▶ Aim: Every entry below should be transcribed exactly; pictures stay out of the copy.

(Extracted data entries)
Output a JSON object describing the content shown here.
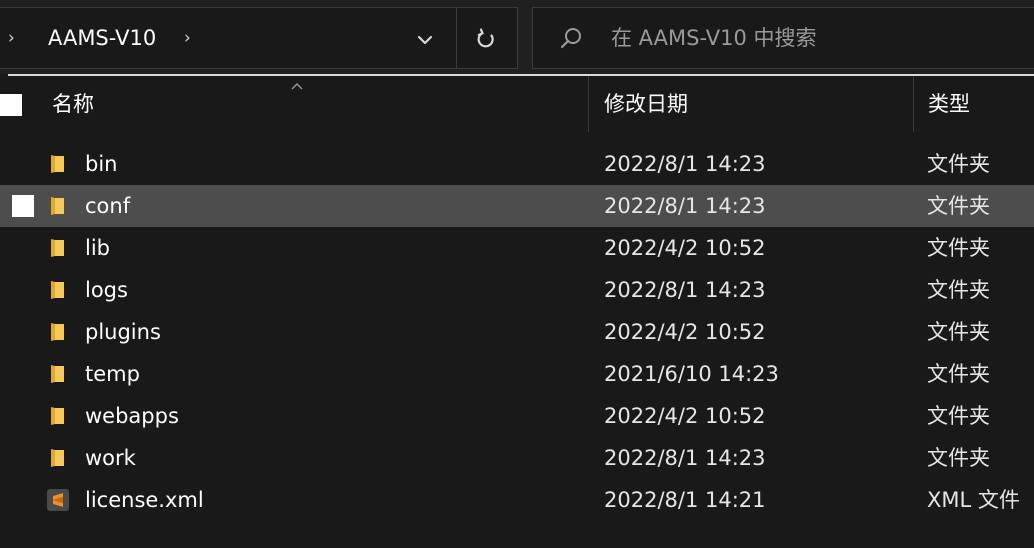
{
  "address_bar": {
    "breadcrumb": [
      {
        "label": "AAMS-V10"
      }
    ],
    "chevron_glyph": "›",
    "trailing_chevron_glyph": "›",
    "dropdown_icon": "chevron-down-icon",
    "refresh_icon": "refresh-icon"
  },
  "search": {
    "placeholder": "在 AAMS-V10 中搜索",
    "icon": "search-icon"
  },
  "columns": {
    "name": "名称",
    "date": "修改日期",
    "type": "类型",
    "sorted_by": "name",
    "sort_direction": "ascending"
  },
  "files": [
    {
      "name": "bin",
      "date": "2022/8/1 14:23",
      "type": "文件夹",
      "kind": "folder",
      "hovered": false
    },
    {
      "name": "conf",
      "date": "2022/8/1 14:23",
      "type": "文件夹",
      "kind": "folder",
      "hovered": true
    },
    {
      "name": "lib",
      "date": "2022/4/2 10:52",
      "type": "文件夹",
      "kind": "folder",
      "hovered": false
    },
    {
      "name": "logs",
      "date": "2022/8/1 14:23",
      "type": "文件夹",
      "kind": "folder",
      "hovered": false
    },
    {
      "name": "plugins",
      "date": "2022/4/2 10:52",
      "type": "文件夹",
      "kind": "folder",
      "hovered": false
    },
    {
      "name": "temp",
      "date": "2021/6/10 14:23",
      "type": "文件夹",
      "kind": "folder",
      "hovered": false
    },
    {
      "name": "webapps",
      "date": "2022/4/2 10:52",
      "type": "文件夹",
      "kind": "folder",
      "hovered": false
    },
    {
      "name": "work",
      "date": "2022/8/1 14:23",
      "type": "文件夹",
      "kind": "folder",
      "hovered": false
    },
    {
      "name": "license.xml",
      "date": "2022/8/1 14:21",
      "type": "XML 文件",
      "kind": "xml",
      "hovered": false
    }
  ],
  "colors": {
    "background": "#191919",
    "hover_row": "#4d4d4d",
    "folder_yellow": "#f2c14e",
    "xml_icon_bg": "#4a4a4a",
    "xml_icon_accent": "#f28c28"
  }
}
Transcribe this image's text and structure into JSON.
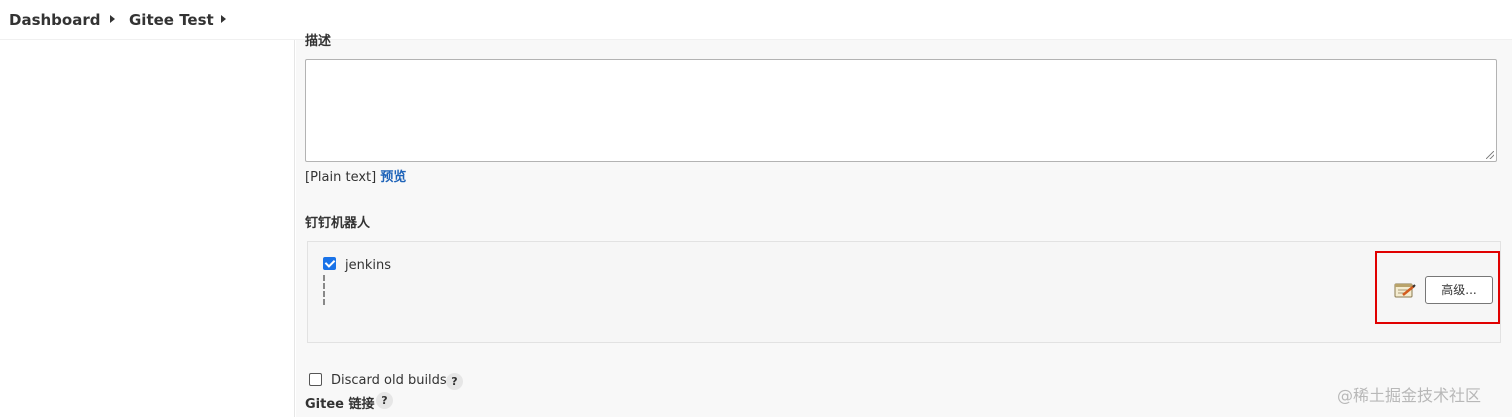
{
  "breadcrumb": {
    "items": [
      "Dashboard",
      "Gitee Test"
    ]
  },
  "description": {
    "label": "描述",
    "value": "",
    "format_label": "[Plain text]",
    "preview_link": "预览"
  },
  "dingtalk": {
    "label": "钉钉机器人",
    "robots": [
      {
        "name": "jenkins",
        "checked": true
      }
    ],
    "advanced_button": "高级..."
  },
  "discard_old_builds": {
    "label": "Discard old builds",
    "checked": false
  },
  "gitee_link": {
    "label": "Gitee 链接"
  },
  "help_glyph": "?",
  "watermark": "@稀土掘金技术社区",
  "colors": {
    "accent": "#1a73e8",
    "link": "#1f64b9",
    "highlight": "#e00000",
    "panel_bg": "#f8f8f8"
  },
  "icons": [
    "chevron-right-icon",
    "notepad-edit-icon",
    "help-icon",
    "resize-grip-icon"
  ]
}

▶ Solved exercise:
Output a JSON object describing the content shown here.
{
  "address_bar": {
    "breadcrumb": [
      {
        "label": "AAMS-V10"
      }
    ],
    "chevron_glyph": "›",
    "trailing_chevron_glyph": "›",
    "dropdown_icon": "chevron-down-icon",
    "refresh_icon": "refresh-icon"
  },
  "search": {
    "placeholder": "在 AAMS-V10 中搜索",
    "icon": "search-icon"
  },
  "columns": {
    "name": "名称",
    "date": "修改日期",
    "type": "类型",
    "sorted_by": "name",
    "sort_direction": "ascending"
  },
  "files": [
    {
      "name": "bin",
      "date": "2022/8/1 14:23",
      "type": "文件夹",
      "kind": "folder",
      "hovered": false
    },
    {
      "name": "conf",
      "date": "2022/8/1 14:23",
      "type": "文件夹",
      "kind": "folder",
      "hovered": true
    },
    {
      "name": "lib",
      "date": "2022/4/2 10:52",
      "type": "文件夹",
      "kind": "folder",
      "hovered": false
    },
    {
      "name": "logs",
      "date": "2022/8/1 14:23",
      "type": "文件夹",
      "kind": "folder",
      "hovered": false
    },
    {
      "name": "plugins",
      "date": "2022/4/2 10:52",
      "type": "文件夹",
      "kind": "folder",
      "hovered": false
    },
    {
      "name": "temp",
      "date": "2021/6/10 14:23",
      "type": "文件夹",
      "kind": "folder",
      "hovered": false
    },
    {
      "name": "webapps",
      "date": "2022/4/2 10:52",
      "type": "文件夹",
      "kind": "folder",
      "hovered": false
    },
    {
      "name": "work",
      "date": "2022/8/1 14:23",
      "type": "文件夹",
      "kind": "folder",
      "hovered": false
    },
    {
      "name": "license.xml",
      "date": "2022/8/1 14:21",
      "type": "XML 文件",
      "kind": "xml",
      "hovered": false
    }
  ],
  "colors": {
    "background": "#191919",
    "hover_row": "#4d4d4d",
    "folder_yellow": "#f2c14e",
    "xml_icon_bg": "#4a4a4a",
    "xml_icon_accent": "#f28c28"
  }
}
Transcribe this image's text and structure into JSON.
{
  "breadcrumb": {
    "items": [
      "Dashboard",
      "Gitee Test"
    ]
  },
  "description": {
    "label": "描述",
    "value": "",
    "format_label": "[Plain text]",
    "preview_link": "预览"
  },
  "dingtalk": {
    "label": "钉钉机器人",
    "robots": [
      {
        "name": "jenkins",
        "checked": true
      }
    ],
    "advanced_button": "高级..."
  },
  "discard_old_builds": {
    "label": "Discard old builds",
    "checked": false
  },
  "gitee_link": {
    "label": "Gitee 链接"
  },
  "help_glyph": "?",
  "watermark": "@稀土掘金技术社区",
  "colors": {
    "accent": "#1a73e8",
    "link": "#1f64b9",
    "highlight": "#e00000",
    "panel_bg": "#f8f8f8"
  },
  "icons": [
    "chevron-right-icon",
    "notepad-edit-icon",
    "help-icon",
    "resize-grip-icon"
  ]
}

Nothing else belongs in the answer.